_EXERCISE GOAL_
Return every record verbatim.

----------

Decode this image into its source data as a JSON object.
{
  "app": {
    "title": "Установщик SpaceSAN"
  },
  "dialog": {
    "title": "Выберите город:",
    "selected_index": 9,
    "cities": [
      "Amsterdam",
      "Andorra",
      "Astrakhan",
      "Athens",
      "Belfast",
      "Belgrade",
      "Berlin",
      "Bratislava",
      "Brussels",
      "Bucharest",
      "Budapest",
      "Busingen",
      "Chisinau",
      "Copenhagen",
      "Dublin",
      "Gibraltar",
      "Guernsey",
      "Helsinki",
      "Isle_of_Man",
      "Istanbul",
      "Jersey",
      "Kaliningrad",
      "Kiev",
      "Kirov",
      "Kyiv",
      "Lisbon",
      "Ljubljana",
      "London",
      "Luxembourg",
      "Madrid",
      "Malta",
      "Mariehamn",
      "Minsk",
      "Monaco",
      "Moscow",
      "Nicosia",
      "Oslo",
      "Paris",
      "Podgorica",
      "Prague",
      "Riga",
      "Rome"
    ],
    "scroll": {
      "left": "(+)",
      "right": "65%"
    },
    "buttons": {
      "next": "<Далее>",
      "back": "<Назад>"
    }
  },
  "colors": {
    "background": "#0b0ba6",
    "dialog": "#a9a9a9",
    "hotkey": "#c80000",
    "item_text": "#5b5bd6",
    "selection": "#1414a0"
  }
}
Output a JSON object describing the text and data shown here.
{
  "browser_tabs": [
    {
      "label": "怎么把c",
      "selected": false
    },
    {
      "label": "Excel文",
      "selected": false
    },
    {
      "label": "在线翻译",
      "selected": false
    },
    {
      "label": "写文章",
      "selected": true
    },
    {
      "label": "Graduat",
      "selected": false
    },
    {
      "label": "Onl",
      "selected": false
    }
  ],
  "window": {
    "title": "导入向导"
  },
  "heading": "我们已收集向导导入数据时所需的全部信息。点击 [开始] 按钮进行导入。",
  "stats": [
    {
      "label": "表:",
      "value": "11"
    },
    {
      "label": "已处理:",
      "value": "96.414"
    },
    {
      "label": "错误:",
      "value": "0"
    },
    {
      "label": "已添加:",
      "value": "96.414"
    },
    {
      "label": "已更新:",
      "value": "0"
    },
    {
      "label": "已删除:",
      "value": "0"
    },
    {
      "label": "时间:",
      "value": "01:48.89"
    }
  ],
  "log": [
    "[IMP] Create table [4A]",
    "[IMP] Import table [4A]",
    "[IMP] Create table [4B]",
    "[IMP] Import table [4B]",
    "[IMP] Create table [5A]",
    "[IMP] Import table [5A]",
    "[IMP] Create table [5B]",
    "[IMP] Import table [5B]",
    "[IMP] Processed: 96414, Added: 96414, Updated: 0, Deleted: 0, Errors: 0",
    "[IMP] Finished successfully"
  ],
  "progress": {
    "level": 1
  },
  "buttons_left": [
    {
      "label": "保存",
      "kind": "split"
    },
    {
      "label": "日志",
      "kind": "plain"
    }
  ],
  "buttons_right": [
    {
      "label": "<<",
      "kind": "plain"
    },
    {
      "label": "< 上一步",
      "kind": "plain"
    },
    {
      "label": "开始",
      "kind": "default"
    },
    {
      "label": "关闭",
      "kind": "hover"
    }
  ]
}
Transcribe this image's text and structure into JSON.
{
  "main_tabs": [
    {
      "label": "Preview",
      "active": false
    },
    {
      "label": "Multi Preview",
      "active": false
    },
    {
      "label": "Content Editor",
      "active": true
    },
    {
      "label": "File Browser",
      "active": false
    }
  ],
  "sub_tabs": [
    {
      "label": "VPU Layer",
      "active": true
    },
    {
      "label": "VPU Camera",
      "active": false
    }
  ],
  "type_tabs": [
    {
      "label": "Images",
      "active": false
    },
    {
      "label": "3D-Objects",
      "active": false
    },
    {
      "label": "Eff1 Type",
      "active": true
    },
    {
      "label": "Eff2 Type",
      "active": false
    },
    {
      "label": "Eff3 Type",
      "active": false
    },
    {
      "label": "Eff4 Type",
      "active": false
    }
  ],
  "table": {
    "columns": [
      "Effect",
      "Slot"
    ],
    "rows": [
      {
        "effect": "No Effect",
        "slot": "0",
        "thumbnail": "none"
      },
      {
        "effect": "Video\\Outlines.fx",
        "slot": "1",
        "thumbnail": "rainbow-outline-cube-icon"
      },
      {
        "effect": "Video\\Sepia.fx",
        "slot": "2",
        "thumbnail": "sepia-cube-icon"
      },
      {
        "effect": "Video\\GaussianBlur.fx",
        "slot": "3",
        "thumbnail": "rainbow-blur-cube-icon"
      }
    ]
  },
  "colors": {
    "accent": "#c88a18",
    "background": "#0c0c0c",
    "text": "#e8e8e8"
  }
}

----------

_TASK SOLUTION_
Decode this image into its source data as a JSON object.
{
  "app": {
    "title": "Установщик SpaceSAN"
  },
  "dialog": {
    "title": "Выберите город:",
    "selected_index": 9,
    "cities": [
      "Amsterdam",
      "Andorra",
      "Astrakhan",
      "Athens",
      "Belfast",
      "Belgrade",
      "Berlin",
      "Bratislava",
      "Brussels",
      "Bucharest",
      "Budapest",
      "Busingen",
      "Chisinau",
      "Copenhagen",
      "Dublin",
      "Gibraltar",
      "Guernsey",
      "Helsinki",
      "Isle_of_Man",
      "Istanbul",
      "Jersey",
      "Kaliningrad",
      "Kiev",
      "Kirov",
      "Kyiv",
      "Lisbon",
      "Ljubljana",
      "London",
      "Luxembourg",
      "Madrid",
      "Malta",
      "Mariehamn",
      "Minsk",
      "Monaco",
      "Moscow",
      "Nicosia",
      "Oslo",
      "Paris",
      "Podgorica",
      "Prague",
      "Riga",
      "Rome"
    ],
    "scroll": {
      "left": "(+)",
      "right": "65%"
    },
    "buttons": {
      "next": "<Далее>",
      "back": "<Назад>"
    }
  },
  "colors": {
    "background": "#0b0ba6",
    "dialog": "#a9a9a9",
    "hotkey": "#c80000",
    "item_text": "#5b5bd6",
    "selection": "#1414a0"
  }
}
Output a JSON object describing the text and data shown here.
{
  "browser_tabs": [
    {
      "label": "怎么把c",
      "selected": false
    },
    {
      "label": "Excel文",
      "selected": false
    },
    {
      "label": "在线翻译",
      "selected": false
    },
    {
      "label": "写文章",
      "selected": true
    },
    {
      "label": "Graduat",
      "selected": false
    },
    {
      "label": "Onl",
      "selected": false
    }
  ],
  "window": {
    "title": "导入向导"
  },
  "heading": "我们已收集向导导入数据时所需的全部信息。点击 [开始] 按钮进行导入。",
  "stats": [
    {
      "label": "表:",
      "value": "11"
    },
    {
      "label": "已处理:",
      "value": "96.414"
    },
    {
      "label": "错误:",
      "value": "0"
    },
    {
      "label": "已添加:",
      "value": "96.414"
    },
    {
      "label": "已更新:",
      "value": "0"
    },
    {
      "label": "已删除:",
      "value": "0"
    },
    {
      "label": "时间:",
      "value": "01:48.89"
    }
  ],
  "log": [
    "[IMP] Create table [4A]",
    "[IMP] Import table [4A]",
    "[IMP] Create table [4B]",
    "[IMP] Import table [4B]",
    "[IMP] Create table [5A]",
    "[IMP] Import table [5A]",
    "[IMP] Create table [5B]",
    "[IMP] Import table [5B]",
    "[IMP] Processed: 96414, Added: 96414, Updated: 0, Deleted: 0, Errors: 0",
    "[IMP] Finished successfully"
  ],
  "progress": {
    "level": 1
  },
  "buttons_left": [
    {
      "label": "保存",
      "kind": "split"
    },
    {
      "label": "日志",
      "kind": "plain"
    }
  ],
  "buttons_right": [
    {
      "label": "<<",
      "kind": "plain"
    },
    {
      "label": "< 上一步",
      "kind": "plain"
    },
    {
      "label": "开始",
      "kind": "default"
    },
    {
      "label": "关闭",
      "kind": "hover"
    }
  ]
}
Transcribe this image's text and structure into JSON.
{
  "main_tabs": [
    {
      "label": "Preview",
      "active": false
    },
    {
      "label": "Multi Preview",
      "active": false
    },
    {
      "label": "Content Editor",
      "active": true
    },
    {
      "label": "File Browser",
      "active": false
    }
  ],
  "sub_tabs": [
    {
      "label": "VPU Layer",
      "active": true
    },
    {
      "label": "VPU Camera",
      "active": false
    }
  ],
  "type_tabs": [
    {
      "label": "Images",
      "active": false
    },
    {
      "label": "3D-Objects",
      "active": false
    },
    {
      "label": "Eff1 Type",
      "active": true
    },
    {
      "label": "Eff2 Type",
      "active": false
    },
    {
      "label": "Eff3 Type",
      "active": false
    },
    {
      "label": "Eff4 Type",
      "active": false
    }
  ],
  "table": {
    "columns": [
      "Effect",
      "Slot"
    ],
    "rows": [
      {
        "effect": "No Effect",
        "slot": "0",
        "thumbnail": "none"
      },
      {
        "effect": "Video\\Outlines.fx",
        "slot": "1",
        "thumbnail": "rainbow-outline-cube-icon"
      },
      {
        "effect": "Video\\Sepia.fx",
        "slot": "2",
        "thumbnail": "sepia-cube-icon"
      },
      {
        "effect": "Video\\GaussianBlur.fx",
        "slot": "3",
        "thumbnail": "rainbow-blur-cube-icon"
      }
    ]
  },
  "colors": {
    "accent": "#c88a18",
    "background": "#0c0c0c",
    "text": "#e8e8e8"
  }
}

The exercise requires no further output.